Written problem
In full and without alteration, give the listing again.

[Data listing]
====
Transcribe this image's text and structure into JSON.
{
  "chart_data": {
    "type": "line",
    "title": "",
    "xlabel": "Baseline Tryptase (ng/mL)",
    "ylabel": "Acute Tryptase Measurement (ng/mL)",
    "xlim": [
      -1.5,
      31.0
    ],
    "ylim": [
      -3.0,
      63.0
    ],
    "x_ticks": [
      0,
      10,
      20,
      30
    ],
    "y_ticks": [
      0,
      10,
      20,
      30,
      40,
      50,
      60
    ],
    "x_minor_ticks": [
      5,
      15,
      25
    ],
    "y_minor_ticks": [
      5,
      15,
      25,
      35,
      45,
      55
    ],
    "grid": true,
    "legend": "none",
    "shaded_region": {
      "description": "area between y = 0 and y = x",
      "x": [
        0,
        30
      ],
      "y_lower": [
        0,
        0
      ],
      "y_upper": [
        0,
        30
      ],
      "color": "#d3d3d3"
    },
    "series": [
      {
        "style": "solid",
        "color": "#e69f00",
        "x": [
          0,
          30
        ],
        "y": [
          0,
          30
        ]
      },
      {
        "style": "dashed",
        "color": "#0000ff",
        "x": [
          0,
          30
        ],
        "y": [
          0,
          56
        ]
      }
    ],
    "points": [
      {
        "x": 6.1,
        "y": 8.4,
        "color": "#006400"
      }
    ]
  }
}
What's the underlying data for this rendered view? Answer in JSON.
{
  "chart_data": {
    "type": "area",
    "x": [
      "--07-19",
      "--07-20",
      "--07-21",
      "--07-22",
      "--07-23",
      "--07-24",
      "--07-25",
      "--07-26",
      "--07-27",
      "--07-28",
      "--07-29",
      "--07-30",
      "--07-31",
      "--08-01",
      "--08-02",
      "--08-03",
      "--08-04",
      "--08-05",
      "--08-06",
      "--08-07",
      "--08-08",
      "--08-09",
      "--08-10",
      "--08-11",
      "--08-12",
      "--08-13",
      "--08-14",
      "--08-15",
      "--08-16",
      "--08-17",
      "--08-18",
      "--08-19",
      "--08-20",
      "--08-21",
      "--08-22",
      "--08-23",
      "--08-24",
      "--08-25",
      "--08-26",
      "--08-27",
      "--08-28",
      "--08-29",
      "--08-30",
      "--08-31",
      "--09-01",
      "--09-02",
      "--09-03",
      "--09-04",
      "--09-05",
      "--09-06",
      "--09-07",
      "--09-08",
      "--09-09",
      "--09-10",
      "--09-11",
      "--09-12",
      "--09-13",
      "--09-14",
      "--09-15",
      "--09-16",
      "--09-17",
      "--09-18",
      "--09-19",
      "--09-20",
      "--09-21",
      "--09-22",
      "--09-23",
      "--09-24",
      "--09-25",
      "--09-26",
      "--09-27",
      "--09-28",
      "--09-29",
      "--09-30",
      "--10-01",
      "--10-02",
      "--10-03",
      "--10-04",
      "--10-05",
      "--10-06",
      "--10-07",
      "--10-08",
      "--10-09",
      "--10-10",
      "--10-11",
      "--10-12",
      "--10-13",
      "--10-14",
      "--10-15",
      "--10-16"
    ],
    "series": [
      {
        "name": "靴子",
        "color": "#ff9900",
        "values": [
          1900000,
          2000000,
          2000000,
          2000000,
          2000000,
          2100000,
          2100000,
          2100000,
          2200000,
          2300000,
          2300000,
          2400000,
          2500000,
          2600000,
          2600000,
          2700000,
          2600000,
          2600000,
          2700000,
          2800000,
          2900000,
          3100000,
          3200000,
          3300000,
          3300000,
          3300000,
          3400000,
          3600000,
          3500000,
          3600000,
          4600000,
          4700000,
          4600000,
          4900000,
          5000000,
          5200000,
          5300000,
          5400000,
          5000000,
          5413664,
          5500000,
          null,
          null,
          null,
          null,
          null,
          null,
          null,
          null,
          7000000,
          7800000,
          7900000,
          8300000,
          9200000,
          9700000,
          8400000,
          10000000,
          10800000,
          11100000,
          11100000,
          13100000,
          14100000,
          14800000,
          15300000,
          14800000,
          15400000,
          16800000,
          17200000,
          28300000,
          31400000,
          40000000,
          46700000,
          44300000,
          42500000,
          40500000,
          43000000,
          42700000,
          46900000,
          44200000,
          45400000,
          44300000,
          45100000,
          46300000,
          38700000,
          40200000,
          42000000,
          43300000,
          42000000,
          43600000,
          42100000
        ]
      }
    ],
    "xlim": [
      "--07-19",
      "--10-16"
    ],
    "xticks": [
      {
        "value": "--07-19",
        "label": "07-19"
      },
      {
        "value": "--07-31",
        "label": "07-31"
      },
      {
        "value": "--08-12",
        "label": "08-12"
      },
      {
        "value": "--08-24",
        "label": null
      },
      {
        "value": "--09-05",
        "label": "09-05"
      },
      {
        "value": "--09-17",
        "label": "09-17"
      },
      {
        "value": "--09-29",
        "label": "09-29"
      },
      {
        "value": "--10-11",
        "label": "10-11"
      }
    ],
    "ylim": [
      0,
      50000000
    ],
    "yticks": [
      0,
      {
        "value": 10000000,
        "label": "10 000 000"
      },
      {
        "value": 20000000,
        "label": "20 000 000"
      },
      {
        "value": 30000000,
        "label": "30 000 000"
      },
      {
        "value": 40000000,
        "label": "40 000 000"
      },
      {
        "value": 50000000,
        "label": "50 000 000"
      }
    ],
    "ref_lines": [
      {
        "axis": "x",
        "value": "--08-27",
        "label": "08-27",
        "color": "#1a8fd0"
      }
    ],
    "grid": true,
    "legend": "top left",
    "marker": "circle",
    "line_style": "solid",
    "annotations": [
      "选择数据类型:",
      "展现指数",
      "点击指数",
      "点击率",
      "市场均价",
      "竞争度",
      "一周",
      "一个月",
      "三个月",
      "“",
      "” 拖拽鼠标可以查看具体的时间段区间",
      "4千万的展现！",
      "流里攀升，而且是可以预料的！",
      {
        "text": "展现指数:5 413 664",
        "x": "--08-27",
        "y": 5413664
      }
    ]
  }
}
====
Output of the exercise
Transcribe this image's text and structure into JSON.
{
  "chart_data": {
    "type": "line",
    "title": "",
    "xlabel": "Baseline Tryptase (ng/mL)",
    "ylabel": "Acute Tryptase Measurement (ng/mL)",
    "xlim": [
      -1.5,
      31.0
    ],
    "ylim": [
      -3.0,
      63.0
    ],
    "x_ticks": [
      0,
      10,
      20,
      30
    ],
    "y_ticks": [
      0,
      10,
      20,
      30,
      40,
      50,
      60
    ],
    "x_minor_ticks": [
      5,
      15,
      25
    ],
    "y_minor_ticks": [
      5,
      15,
      25,
      35,
      45,
      55
    ],
    "grid": true,
    "legend": "none",
    "shaded_region": {
      "description": "area between y = 0 and y = x",
      "x": [
        0,
        30
      ],
      "y_lower": [
        0,
        0
      ],
      "y_upper": [
        0,
        30
      ],
      "color": "#d3d3d3"
    },
    "series": [
      {
        "style": "solid",
        "color": "#e69f00",
        "x": [
          0,
          30
        ],
        "y": [
          0,
          30
        ]
      },
      {
        "style": "dashed",
        "color": "#0000ff",
        "x": [
          0,
          30
        ],
        "y": [
          0,
          56
        ]
      }
    ],
    "points": [
      {
        "x": 6.1,
        "y": 8.4,
        "color": "#006400"
      }
    ]
  }
}
What's the underlying data for this rendered view? Answer in JSON.
{
  "chart_data": {
    "type": "area",
    "x": [
      "--07-19",
      "--07-20",
      "--07-21",
      "--07-22",
      "--07-23",
      "--07-24",
      "--07-25",
      "--07-26",
      "--07-27",
      "--07-28",
      "--07-29",
      "--07-30",
      "--07-31",
      "--08-01",
      "--08-02",
      "--08-03",
      "--08-04",
      "--08-05",
      "--08-06",
      "--08-07",
      "--08-08",
      "--08-09",
      "--08-10",
      "--08-11",
      "--08-12",
      "--08-13",
      "--08-14",
      "--08-15",
      "--08-16",
      "--08-17",
      "--08-18",
      "--08-19",
      "--08-20",
      "--08-21",
      "--08-22",
      "--08-23",
      "--08-24",
      "--08-25",
      "--08-26",
      "--08-27",
      "--08-28",
      "--08-29",
      "--08-30",
      "--08-31",
      "--09-01",
      "--09-02",
      "--09-03",
      "--09-04",
      "--09-05",
      "--09-06",
      "--09-07",
      "--09-08",
      "--09-09",
      "--09-10",
      "--09-11",
      "--09-12",
      "--09-13",
      "--09-14",
      "--09-15",
      "--09-16",
      "--09-17",
      "--09-18",
      "--09-19",
      "--09-20",
      "--09-21",
      "--09-22",
      "--09-23",
      "--09-24",
      "--09-25",
      "--09-26",
      "--09-27",
      "--09-28",
      "--09-29",
      "--09-30",
      "--10-01",
      "--10-02",
      "--10-03",
      "--10-04",
      "--10-05",
      "--10-06",
      "--10-07",
      "--10-08",
      "--10-09",
      "--10-10",
      "--10-11",
      "--10-12",
      "--10-13",
      "--10-14",
      "--10-15",
      "--10-16"
    ],
    "series": [
      {
        "name": "靴子",
        "color": "#ff9900",
        "values": [
          1900000,
          2000000,
          2000000,
          2000000,
          2000000,
          2100000,
          2100000,
          2100000,
          2200000,
          2300000,
          2300000,
          2400000,
          2500000,
          2600000,
          2600000,
          2700000,
          2600000,
          2600000,
          2700000,
          2800000,
          2900000,
          3100000,
          3200000,
          3300000,
          3300000,
          3300000,
          3400000,
          3600000,
          3500000,
          3600000,
          4600000,
          4700000,
          4600000,
          4900000,
          5000000,
          5200000,
          5300000,
          5400000,
          5000000,
          5413664,
          5500000,
          null,
          null,
          null,
          null,
          null,
          null,
          null,
          null,
          7000000,
          7800000,
          7900000,
          8300000,
          9200000,
          9700000,
          8400000,
          10000000,
          10800000,
          11100000,
          11100000,
          13100000,
          14100000,
          14800000,
          15300000,
          14800000,
          15400000,
          16800000,
          17200000,
          28300000,
          31400000,
          40000000,
          46700000,
          44300000,
          42500000,
          40500000,
          43000000,
          42700000,
          46900000,
          44200000,
          45400000,
          44300000,
          45100000,
          46300000,
          38700000,
          40200000,
          42000000,
          43300000,
          42000000,
          43600000,
          42100000
        ]
      }
    ],
    "xlim": [
      "--07-19",
      "--10-16"
    ],
    "xticks": [
      {
        "value": "--07-19",
        "label": "07-19"
      },
      {
        "value": "--07-31",
        "label": "07-31"
      },
      {
        "value": "--08-12",
        "label": "08-12"
      },
      {
        "value": "--08-24",
        "label": null
      },
      {
        "value": "--09-05",
        "label": "09-05"
      },
      {
        "value": "--09-17",
        "label": "09-17"
      },
      {
        "value": "--09-29",
        "label": "09-29"
      },
      {
        "value": "--10-11",
        "label": "10-11"
      }
    ],
    "ylim": [
      0,
      50000000
    ],
    "yticks": [
      0,
      {
        "value": 10000000,
        "label": "10 000 000"
      },
      {
        "value": 20000000,
        "label": "20 000 000"
      },
      {
        "value": 30000000,
        "label": "30 000 000"
      },
      {
        "value": 40000000,
        "label": "40 000 000"
      },
      {
        "value": 50000000,
        "label": "50 000 000"
      }
    ],
    "ref_lines": [
      {
        "axis": "x",
        "value": "--08-27",
        "label": "08-27",
        "color": "#1a8fd0"
      }
    ],
    "grid": true,
    "legend": "top left",
    "marker": "circle",
    "line_style": "solid",
    "annotations": [
      "选择数据类型:",
      "展现指数",
      "点击指数",
      "点击率",
      "市场均价",
      "竞争度",
      "一周",
      "一个月",
      "三个月",
      "“",
      "” 拖拽鼠标可以查看具体的时间段区间",
      "4千万的展现！",
      "流里攀升，而且是可以预料的！",
      {
        "text": "展现指数:5 413 664",
        "x": "--08-27",
        "y": 5413664
      }
    ]
  }
}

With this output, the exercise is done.